## SHORT TASK
Which lines hold the word "Росздравнадзора"? Copy each one.

[Data records]
***

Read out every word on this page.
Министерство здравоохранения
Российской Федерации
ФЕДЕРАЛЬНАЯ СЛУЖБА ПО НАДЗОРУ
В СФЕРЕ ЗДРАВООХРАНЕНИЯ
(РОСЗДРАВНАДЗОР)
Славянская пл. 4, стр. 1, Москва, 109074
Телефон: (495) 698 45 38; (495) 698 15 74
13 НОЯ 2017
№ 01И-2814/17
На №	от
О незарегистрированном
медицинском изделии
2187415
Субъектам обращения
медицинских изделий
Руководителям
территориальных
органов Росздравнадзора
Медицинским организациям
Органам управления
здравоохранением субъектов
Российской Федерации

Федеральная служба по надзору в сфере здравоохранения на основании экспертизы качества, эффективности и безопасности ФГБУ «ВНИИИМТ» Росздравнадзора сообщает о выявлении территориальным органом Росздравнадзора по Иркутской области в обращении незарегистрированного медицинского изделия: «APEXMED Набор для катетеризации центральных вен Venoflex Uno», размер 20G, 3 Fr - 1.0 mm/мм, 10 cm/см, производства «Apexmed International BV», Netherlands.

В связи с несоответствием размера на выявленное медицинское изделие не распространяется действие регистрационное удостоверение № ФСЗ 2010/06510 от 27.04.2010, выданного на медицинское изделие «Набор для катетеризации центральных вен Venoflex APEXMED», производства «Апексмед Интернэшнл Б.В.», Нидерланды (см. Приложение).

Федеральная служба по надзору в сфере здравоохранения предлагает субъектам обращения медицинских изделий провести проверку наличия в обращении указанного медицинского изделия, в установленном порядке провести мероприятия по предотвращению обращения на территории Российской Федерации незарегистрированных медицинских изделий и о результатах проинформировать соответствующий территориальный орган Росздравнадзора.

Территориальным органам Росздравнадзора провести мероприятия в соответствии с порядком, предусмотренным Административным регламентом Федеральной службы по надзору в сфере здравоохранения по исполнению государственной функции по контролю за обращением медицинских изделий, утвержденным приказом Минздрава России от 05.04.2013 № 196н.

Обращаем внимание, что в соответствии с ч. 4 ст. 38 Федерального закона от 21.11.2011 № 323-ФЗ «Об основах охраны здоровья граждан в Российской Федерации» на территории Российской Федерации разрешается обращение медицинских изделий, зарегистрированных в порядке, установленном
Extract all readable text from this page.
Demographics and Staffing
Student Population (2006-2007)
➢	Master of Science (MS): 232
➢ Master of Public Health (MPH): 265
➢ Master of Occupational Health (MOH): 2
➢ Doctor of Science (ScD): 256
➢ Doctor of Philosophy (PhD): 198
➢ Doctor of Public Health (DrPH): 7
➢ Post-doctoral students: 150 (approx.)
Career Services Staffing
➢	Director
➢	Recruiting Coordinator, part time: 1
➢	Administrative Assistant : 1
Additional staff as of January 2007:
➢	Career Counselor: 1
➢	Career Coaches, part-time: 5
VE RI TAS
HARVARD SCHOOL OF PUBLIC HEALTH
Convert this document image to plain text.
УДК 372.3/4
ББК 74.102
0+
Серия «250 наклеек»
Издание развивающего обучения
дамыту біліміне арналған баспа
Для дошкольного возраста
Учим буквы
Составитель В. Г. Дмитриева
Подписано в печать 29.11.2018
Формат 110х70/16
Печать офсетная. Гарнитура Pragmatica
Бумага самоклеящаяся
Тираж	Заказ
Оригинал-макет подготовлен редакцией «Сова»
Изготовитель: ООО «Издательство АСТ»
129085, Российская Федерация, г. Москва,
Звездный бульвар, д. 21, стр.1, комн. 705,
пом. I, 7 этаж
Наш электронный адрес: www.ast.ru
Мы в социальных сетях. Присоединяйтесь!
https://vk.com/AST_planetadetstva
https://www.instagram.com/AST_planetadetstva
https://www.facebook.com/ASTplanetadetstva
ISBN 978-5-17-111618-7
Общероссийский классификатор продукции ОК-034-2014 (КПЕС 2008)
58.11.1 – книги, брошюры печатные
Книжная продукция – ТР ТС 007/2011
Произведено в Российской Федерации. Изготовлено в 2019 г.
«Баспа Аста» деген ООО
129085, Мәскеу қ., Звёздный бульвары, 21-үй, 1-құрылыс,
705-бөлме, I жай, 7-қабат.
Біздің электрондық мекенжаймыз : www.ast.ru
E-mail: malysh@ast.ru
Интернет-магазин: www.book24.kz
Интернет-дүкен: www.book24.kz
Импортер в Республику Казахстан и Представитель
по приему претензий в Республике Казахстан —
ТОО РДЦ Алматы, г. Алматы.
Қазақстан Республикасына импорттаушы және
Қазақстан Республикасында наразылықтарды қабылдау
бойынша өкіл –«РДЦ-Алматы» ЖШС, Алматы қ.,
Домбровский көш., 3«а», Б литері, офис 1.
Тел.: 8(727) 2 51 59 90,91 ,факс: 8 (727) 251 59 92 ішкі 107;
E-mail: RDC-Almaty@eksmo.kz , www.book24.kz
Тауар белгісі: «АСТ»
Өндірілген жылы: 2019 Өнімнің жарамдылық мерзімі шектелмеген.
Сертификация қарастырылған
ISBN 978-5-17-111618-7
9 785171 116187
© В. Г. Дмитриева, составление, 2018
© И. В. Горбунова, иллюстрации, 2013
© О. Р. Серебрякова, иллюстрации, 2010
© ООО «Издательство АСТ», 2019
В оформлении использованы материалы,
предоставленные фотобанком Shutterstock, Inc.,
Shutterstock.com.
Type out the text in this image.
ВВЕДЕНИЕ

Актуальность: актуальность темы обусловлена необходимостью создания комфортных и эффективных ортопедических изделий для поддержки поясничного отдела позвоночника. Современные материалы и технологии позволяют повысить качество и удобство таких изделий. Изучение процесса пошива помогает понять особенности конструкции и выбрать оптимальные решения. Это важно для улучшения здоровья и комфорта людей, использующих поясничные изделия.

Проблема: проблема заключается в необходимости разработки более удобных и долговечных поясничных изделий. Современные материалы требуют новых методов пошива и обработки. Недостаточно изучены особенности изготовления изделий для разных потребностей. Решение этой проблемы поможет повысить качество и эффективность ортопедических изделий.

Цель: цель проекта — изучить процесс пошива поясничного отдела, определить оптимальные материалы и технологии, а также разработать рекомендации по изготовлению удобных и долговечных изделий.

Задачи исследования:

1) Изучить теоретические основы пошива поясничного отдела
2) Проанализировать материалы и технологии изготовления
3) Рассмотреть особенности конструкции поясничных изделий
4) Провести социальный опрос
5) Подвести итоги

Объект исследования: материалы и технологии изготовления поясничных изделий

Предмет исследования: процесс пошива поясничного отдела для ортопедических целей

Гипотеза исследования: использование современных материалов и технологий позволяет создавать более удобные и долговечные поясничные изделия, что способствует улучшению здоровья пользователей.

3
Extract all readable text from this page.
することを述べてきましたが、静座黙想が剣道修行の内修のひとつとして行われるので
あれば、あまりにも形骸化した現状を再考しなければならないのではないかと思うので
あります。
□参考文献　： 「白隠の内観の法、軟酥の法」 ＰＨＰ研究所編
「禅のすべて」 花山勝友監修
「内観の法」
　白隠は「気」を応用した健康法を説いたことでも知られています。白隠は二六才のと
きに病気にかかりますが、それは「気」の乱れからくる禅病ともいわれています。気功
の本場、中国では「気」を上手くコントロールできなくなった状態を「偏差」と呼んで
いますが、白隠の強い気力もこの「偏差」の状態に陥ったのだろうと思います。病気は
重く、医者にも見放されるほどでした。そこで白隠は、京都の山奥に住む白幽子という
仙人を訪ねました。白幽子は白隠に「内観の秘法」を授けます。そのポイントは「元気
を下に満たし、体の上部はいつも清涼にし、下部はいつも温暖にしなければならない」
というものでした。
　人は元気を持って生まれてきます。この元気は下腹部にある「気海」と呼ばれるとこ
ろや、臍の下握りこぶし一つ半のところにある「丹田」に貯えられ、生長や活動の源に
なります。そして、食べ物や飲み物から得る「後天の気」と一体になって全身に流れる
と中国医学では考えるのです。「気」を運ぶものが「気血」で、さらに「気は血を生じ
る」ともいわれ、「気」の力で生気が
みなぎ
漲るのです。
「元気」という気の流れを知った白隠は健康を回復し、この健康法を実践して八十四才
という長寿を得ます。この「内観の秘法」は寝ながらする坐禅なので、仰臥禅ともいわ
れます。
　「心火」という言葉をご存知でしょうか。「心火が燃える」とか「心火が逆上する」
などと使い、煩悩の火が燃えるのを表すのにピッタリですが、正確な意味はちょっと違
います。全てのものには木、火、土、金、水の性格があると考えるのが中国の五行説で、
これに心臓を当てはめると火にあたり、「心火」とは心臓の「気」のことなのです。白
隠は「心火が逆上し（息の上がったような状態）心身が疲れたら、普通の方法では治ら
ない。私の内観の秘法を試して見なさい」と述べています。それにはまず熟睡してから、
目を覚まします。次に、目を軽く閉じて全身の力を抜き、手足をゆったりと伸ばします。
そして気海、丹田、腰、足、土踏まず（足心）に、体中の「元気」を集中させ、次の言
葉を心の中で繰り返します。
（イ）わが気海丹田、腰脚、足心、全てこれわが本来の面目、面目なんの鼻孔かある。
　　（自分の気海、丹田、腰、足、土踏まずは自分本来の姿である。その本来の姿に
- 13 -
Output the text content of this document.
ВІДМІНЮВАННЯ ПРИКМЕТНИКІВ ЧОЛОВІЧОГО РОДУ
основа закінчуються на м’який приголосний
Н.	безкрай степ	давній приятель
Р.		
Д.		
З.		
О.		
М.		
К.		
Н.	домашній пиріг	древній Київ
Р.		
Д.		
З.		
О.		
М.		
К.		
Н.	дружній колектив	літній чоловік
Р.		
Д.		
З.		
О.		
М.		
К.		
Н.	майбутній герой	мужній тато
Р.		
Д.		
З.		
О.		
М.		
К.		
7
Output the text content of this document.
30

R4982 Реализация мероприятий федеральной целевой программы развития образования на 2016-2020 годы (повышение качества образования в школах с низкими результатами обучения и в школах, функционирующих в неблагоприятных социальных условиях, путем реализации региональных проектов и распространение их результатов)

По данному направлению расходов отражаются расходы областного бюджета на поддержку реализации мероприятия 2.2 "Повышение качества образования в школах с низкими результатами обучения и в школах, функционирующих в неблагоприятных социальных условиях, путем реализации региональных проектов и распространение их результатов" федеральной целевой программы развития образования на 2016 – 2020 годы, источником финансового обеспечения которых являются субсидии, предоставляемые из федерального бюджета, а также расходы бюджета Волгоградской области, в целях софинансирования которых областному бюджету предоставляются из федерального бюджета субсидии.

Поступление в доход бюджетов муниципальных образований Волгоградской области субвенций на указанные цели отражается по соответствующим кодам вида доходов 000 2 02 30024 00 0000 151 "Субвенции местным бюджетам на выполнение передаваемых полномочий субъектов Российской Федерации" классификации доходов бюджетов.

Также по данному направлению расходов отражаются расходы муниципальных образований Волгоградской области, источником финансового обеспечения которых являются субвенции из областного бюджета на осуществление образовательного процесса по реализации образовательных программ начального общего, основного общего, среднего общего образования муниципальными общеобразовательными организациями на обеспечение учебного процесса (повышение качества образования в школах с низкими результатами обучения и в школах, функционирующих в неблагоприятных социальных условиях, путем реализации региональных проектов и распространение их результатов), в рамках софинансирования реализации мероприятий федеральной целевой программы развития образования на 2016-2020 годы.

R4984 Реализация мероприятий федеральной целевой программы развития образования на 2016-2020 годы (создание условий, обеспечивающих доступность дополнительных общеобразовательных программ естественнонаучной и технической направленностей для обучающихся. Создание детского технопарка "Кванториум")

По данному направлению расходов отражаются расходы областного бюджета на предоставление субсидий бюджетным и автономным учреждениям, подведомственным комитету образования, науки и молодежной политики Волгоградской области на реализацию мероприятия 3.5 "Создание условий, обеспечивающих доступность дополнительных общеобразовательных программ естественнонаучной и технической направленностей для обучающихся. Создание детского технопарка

***

## ANSWER TO THE PROBLEM
органов Росздравнадзора
Федеральная служба по надзору в сфере здравоохранения на основании экспертизы качества, эффективности и безопасности ФГБУ «ВНИИИМТ» Росздравнадзора сообщает о выявлении территориальным органом Росздравнадзора по Иркутской области в обращении незарегистрированного медицинского изделия: «APEXMED Набор для катетеризации центральных вен Venoflex Uno», размер 20G, 3 Fr - 1.0 mm/мм, 10 cm/см, производства «Apexmed International BV», Netherlands.
Федеральная служба по надзору в сфере здравоохранения предлагает субъектам обращения медицинских изделий провести проверку наличия в обращении указанного медицинского изделия, в установленном порядке провести мероприятия по предотвращению обращения на территории Российской Федерации незарегистрированных медицинских изделий и о результатах проинформировать соответствующий территориальный орган Росздравнадзора.
Территориальным органам Росздравнадзора провести мероприятия в соответствии с порядком, предусмотренным Административным регламентом Федеральной службы по надзору в сфере здравоохранения по исполнению государственной функции по контролю за обращением медицинских изделий, утвержденным приказом Минздрава России от 05.04.2013 № 196н.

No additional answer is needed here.